* Description of the task:
Extract, without any alteration, every line from the start of the entries down to and including the line containing "org-name: Jolette's Managed".

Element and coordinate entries
========================================
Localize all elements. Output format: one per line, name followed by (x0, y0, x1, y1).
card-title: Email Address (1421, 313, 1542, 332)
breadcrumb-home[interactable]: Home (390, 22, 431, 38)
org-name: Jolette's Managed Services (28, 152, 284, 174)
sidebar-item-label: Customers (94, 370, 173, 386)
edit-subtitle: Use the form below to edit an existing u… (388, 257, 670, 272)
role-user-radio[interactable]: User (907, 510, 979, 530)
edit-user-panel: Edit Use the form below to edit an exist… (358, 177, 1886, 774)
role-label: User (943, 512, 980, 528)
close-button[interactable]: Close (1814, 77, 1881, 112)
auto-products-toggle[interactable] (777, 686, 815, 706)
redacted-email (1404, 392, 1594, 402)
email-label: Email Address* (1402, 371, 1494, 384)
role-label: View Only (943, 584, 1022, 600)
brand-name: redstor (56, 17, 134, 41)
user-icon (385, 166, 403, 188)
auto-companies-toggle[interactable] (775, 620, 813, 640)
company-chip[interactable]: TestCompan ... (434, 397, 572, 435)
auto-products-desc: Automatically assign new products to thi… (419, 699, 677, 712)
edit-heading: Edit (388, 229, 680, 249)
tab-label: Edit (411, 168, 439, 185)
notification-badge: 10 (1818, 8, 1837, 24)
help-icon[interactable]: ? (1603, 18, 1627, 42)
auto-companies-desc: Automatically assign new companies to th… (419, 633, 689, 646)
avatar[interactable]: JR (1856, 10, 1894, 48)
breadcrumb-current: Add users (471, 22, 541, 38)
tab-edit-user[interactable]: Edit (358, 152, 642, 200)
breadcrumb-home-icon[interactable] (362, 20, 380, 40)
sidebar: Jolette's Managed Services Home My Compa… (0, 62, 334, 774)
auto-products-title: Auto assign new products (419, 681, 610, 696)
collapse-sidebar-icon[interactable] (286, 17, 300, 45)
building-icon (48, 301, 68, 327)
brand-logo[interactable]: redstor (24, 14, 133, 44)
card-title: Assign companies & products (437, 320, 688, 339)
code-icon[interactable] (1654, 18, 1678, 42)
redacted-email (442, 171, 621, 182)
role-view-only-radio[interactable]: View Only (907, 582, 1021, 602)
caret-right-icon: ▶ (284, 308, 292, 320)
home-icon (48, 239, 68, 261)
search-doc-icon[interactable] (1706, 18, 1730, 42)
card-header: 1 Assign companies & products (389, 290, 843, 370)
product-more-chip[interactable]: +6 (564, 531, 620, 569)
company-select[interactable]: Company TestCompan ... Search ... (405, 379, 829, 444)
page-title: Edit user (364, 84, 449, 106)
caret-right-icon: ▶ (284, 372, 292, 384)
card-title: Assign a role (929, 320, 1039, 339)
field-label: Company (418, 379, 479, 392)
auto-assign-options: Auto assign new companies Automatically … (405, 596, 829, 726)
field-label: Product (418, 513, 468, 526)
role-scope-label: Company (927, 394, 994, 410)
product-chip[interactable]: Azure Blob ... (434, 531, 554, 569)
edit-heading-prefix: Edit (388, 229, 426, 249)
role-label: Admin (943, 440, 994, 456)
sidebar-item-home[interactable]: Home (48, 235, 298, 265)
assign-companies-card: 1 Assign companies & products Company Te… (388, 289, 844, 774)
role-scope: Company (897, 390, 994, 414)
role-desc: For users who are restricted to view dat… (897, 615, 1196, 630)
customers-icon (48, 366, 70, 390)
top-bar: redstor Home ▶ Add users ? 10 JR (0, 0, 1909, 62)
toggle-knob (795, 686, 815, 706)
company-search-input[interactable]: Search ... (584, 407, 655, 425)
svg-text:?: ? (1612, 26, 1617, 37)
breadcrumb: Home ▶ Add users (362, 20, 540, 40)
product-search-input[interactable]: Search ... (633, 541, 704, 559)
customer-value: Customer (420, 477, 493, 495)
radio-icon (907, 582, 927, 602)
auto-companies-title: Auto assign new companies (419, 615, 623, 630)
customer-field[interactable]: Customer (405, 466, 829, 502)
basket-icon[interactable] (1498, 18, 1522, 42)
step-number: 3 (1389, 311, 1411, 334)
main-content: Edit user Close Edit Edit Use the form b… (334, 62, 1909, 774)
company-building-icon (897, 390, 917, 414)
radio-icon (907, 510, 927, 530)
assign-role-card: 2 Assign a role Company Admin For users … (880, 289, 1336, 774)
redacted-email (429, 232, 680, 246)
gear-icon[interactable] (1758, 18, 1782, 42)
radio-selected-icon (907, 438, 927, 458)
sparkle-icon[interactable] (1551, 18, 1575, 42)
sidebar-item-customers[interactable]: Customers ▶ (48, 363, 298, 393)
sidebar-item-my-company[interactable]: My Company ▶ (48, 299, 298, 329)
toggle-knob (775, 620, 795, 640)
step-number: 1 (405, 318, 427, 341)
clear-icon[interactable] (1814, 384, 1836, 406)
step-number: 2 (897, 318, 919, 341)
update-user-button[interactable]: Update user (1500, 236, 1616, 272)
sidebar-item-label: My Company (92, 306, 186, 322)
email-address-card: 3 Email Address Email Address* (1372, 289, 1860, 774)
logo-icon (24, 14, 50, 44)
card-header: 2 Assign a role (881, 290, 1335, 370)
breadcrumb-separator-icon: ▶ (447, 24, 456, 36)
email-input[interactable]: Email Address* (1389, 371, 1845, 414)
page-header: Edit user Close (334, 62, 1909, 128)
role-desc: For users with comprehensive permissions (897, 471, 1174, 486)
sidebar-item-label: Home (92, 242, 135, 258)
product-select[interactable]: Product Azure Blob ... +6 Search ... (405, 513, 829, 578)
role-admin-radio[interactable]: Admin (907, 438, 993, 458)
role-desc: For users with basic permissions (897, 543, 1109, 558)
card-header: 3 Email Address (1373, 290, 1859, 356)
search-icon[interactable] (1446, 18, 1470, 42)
========================================
* Finished task:
Localize all elements. Output format: one per line, name followed by (x0, y0, x1, y1).
card-title: Email Address (1421, 313, 1542, 332)
breadcrumb-home[interactable]: Home (390, 22, 431, 38)
org-name: Jolette's Managed Services (28, 152, 284, 174)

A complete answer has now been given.